### WHAT THIS TASK INVOLVES
Which lines in the records below contain the word "executado"? Copy each of them.
--- Start INFORMATION PROVIDED ---
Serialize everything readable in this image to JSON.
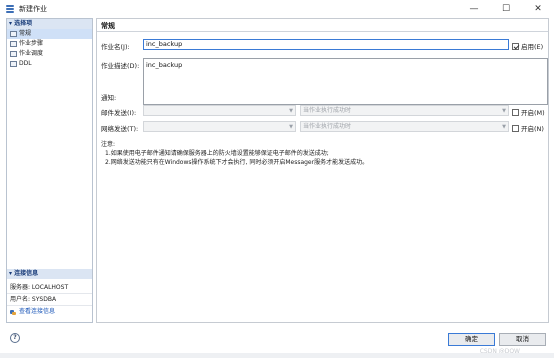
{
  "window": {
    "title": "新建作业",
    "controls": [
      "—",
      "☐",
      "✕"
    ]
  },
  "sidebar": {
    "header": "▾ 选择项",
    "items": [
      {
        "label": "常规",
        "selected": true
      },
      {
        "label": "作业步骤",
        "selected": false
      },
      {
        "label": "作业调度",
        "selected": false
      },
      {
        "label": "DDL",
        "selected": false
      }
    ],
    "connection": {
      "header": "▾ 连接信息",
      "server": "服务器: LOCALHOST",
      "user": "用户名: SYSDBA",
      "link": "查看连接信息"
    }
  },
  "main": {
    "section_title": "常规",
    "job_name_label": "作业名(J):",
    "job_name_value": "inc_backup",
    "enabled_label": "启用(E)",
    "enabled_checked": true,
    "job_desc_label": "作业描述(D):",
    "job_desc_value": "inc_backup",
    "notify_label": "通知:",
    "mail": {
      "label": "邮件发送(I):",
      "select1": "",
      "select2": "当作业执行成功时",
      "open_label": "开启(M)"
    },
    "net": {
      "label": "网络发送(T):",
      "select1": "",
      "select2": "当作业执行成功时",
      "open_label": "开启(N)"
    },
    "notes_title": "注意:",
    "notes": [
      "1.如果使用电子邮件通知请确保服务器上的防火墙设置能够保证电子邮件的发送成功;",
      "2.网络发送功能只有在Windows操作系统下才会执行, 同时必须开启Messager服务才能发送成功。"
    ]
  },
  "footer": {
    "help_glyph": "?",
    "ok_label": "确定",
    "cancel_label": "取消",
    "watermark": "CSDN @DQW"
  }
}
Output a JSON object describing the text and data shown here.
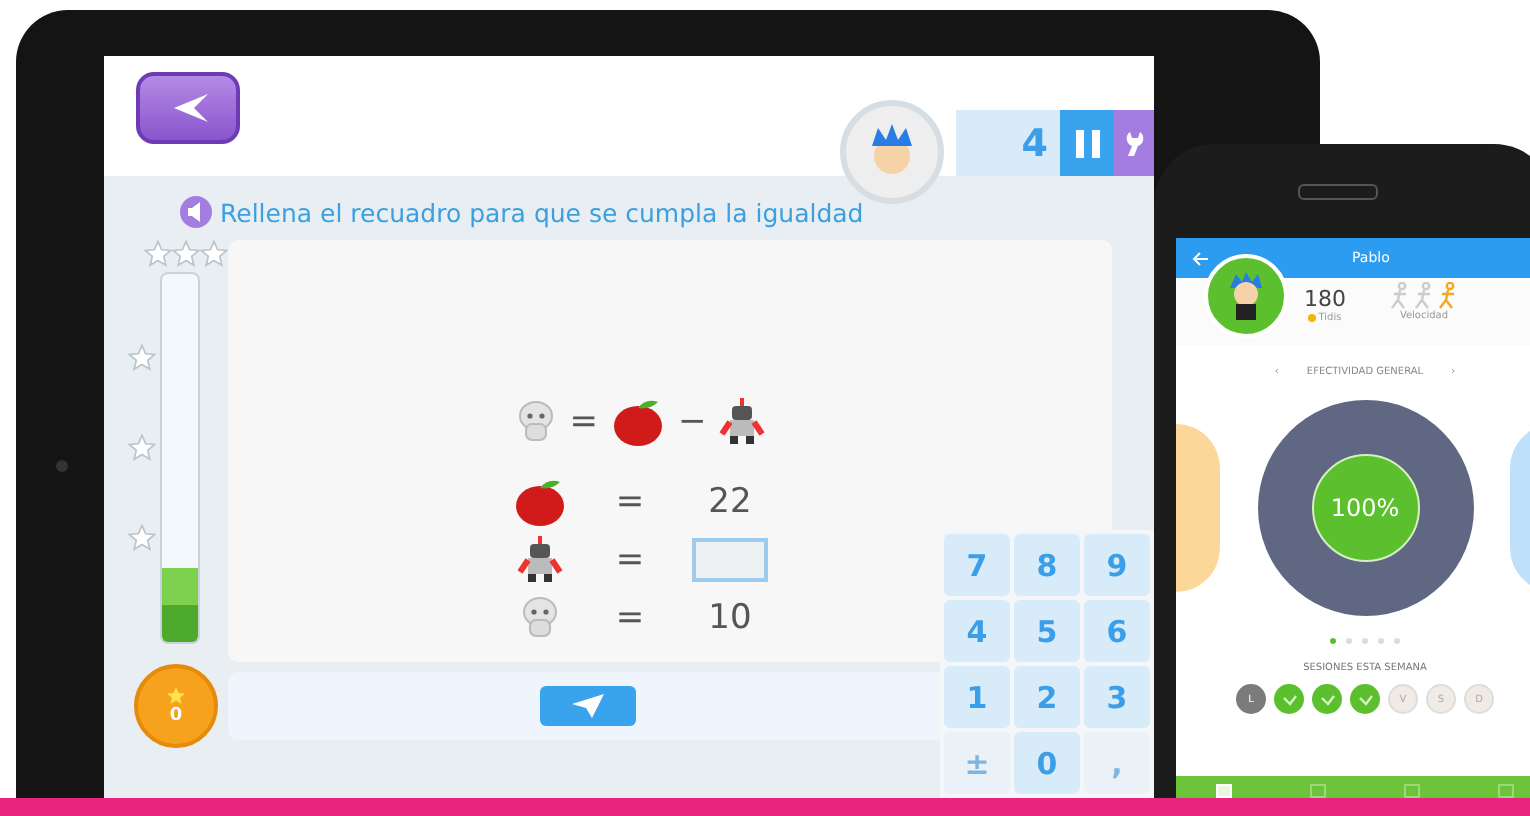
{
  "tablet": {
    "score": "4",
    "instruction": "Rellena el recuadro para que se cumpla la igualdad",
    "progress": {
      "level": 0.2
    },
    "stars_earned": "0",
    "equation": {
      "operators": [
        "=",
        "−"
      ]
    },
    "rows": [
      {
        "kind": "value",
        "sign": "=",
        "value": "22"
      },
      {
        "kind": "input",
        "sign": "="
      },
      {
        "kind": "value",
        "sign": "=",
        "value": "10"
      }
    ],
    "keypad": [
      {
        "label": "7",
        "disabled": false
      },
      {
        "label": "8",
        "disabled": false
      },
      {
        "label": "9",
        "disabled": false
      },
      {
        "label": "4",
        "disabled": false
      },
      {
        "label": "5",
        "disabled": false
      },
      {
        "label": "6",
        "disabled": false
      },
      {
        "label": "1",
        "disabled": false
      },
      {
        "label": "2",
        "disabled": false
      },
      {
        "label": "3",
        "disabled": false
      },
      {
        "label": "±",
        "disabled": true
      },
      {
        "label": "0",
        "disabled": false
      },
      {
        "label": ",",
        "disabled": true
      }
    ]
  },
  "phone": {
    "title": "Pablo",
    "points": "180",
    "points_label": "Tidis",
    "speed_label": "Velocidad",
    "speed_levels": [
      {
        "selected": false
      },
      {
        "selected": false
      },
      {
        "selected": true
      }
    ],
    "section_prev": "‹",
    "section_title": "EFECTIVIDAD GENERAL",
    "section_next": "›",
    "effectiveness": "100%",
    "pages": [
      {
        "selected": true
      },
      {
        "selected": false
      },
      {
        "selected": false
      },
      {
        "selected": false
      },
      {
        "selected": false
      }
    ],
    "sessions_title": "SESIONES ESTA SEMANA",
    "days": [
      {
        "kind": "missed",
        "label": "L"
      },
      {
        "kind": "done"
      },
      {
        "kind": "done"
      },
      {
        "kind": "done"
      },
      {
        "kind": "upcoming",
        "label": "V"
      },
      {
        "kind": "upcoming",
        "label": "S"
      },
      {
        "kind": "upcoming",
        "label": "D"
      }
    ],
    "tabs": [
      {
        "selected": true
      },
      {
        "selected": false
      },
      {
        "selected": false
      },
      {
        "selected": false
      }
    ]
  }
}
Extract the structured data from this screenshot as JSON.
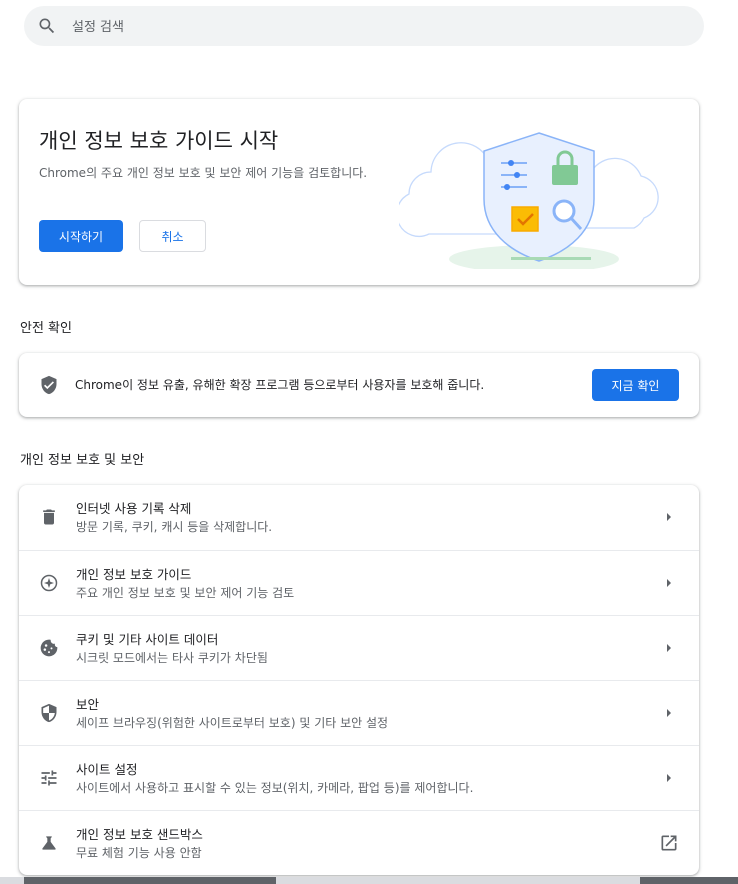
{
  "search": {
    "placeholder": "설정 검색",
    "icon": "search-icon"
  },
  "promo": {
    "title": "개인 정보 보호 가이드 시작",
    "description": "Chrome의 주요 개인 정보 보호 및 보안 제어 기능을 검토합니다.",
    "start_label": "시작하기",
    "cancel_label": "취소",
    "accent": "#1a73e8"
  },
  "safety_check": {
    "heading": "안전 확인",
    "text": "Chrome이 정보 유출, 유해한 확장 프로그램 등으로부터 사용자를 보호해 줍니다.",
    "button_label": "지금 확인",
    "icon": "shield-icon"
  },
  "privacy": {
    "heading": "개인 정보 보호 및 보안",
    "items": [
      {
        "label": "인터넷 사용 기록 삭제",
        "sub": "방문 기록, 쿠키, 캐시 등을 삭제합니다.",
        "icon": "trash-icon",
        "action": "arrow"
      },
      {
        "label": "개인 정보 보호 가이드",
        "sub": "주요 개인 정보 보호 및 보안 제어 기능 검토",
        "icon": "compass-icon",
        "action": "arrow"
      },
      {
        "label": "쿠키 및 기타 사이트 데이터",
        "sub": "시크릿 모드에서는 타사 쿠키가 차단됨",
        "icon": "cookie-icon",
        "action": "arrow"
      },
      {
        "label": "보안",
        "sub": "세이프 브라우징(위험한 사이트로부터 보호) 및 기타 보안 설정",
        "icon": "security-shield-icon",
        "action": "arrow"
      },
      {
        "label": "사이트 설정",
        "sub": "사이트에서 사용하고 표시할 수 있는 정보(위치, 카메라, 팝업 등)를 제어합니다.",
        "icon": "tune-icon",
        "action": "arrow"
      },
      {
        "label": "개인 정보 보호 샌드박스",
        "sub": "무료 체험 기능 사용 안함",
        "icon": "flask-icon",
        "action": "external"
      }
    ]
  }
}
--- End INFORMATION PROVIDED ---
--- Start INFORMATION PROVIDED ---
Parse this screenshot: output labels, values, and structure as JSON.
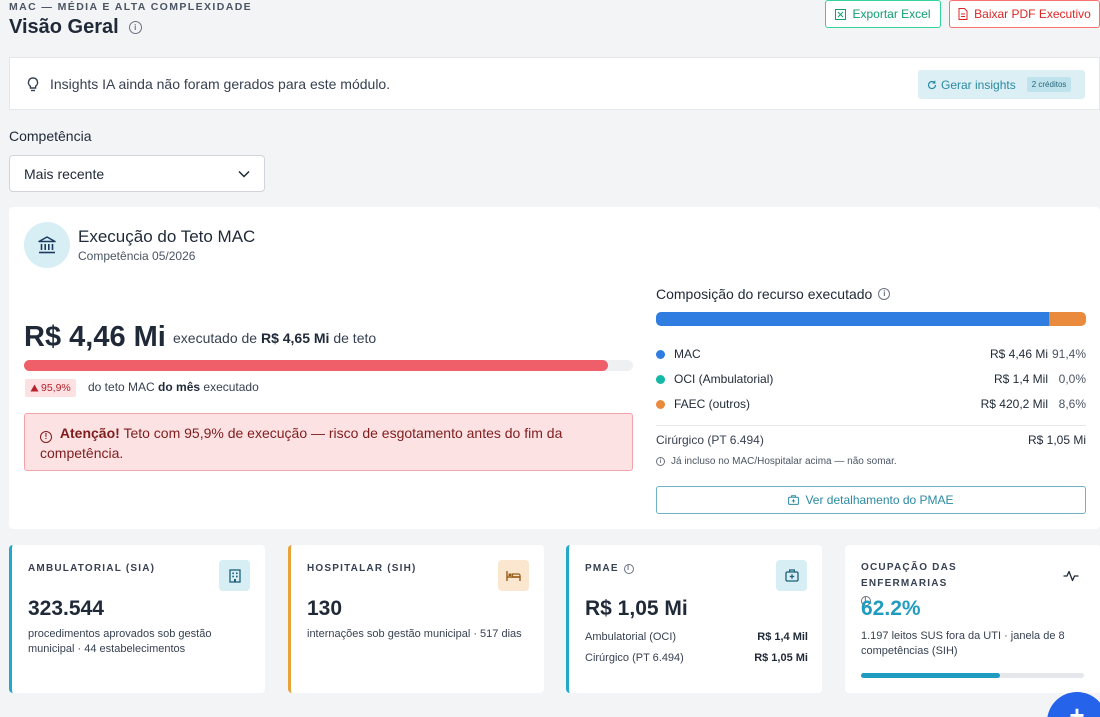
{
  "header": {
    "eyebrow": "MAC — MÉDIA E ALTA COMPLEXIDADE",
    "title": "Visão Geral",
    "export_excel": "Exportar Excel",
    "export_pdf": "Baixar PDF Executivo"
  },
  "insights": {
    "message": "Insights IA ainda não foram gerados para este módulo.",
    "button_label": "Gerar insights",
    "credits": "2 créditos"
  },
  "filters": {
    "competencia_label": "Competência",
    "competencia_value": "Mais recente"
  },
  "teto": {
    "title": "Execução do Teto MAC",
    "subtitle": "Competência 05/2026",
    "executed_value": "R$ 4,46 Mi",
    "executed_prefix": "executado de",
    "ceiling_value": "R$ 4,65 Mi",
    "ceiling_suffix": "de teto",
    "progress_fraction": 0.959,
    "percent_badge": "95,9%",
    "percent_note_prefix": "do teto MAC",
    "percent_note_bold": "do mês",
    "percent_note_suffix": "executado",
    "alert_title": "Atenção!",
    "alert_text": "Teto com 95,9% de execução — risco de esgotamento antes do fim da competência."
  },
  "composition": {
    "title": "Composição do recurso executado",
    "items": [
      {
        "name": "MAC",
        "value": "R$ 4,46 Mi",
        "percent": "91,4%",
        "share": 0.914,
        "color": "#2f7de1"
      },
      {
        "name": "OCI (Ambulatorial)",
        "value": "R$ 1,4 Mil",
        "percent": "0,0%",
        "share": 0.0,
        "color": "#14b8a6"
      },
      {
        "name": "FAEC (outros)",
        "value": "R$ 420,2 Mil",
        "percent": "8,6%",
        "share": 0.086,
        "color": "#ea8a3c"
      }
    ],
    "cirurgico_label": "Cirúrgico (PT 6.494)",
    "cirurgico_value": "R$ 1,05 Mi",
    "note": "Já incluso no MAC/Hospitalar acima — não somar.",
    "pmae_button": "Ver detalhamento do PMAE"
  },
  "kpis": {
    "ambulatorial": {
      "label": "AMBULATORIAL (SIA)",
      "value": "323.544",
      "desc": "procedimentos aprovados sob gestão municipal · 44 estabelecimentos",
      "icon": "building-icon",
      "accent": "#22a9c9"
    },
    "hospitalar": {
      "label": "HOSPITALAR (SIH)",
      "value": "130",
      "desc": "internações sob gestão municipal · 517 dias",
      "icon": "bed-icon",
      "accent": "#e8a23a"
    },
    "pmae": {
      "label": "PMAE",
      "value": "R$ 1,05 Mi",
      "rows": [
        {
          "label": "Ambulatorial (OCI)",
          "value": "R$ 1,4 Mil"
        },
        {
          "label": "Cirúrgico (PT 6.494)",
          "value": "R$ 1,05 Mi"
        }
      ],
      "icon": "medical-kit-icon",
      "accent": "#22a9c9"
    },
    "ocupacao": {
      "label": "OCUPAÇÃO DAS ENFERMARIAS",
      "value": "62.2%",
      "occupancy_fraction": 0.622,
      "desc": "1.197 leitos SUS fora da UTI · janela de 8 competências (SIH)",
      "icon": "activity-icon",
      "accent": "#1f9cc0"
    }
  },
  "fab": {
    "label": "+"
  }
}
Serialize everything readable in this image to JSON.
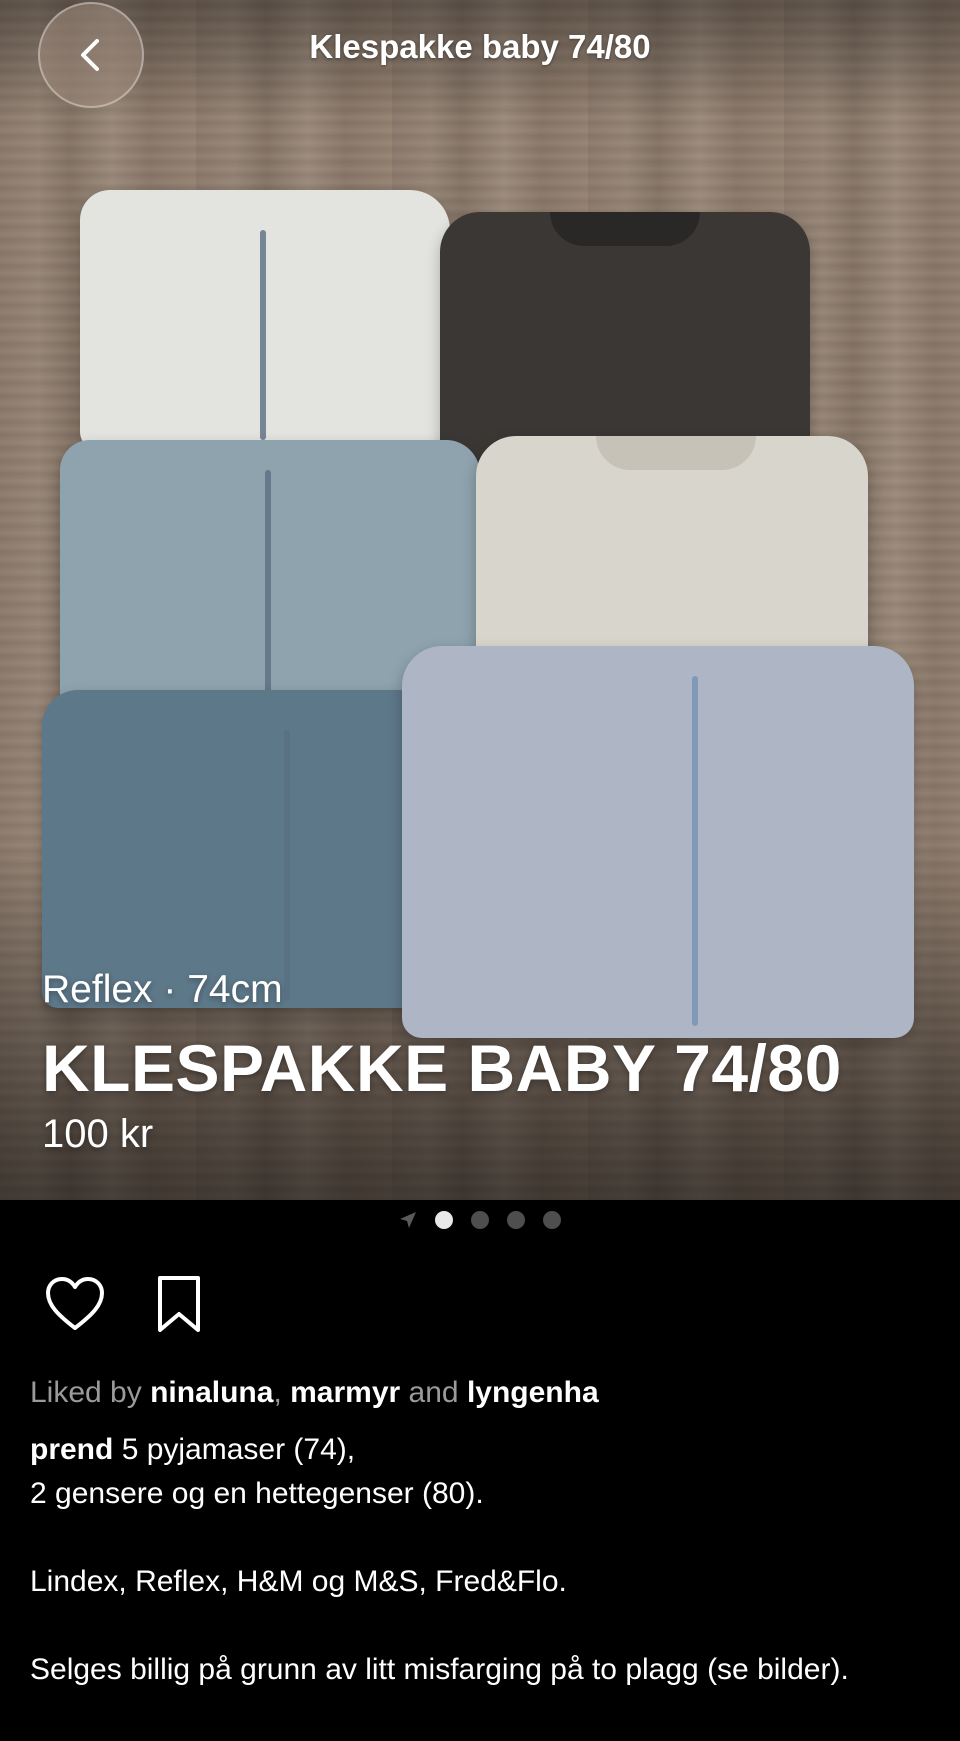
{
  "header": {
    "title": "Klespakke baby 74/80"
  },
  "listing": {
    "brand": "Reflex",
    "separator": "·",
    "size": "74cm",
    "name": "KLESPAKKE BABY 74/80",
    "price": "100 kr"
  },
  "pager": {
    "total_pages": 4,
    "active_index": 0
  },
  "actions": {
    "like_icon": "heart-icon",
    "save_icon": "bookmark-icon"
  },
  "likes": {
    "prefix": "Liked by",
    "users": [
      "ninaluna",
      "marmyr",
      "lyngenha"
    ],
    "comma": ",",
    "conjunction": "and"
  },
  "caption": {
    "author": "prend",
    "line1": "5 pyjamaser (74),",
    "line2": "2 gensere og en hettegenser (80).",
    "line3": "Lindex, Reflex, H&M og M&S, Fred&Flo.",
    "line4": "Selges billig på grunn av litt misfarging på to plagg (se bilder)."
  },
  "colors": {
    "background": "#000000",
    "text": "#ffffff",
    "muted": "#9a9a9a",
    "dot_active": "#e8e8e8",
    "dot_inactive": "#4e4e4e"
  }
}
--- End INFORMATION PROVIDED ---
--- Start INFORMATION PROVIDED ---
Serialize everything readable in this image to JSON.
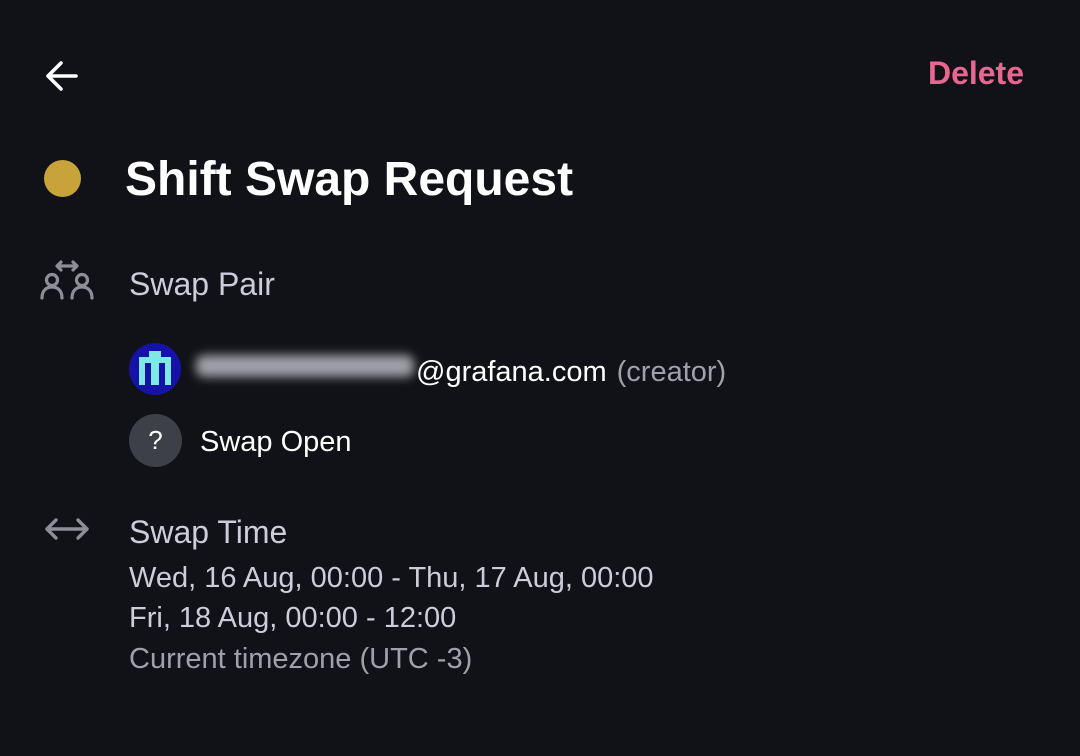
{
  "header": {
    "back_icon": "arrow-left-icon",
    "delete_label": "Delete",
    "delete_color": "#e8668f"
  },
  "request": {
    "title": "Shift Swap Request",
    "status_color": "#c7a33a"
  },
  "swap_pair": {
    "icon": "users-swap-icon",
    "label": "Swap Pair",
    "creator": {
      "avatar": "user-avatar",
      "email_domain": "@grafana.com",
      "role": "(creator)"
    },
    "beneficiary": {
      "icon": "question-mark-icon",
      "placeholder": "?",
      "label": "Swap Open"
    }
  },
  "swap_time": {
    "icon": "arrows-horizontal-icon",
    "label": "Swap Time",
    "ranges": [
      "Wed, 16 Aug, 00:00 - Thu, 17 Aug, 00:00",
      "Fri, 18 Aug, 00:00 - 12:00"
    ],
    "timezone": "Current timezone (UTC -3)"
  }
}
--- End INFORMATION PROVIDED ---
### WRITTEN ANSWER
    "executed_prefix": "executado de",
    "percent_note_suffix": "executado",
    "title": "Composição do recurso executado",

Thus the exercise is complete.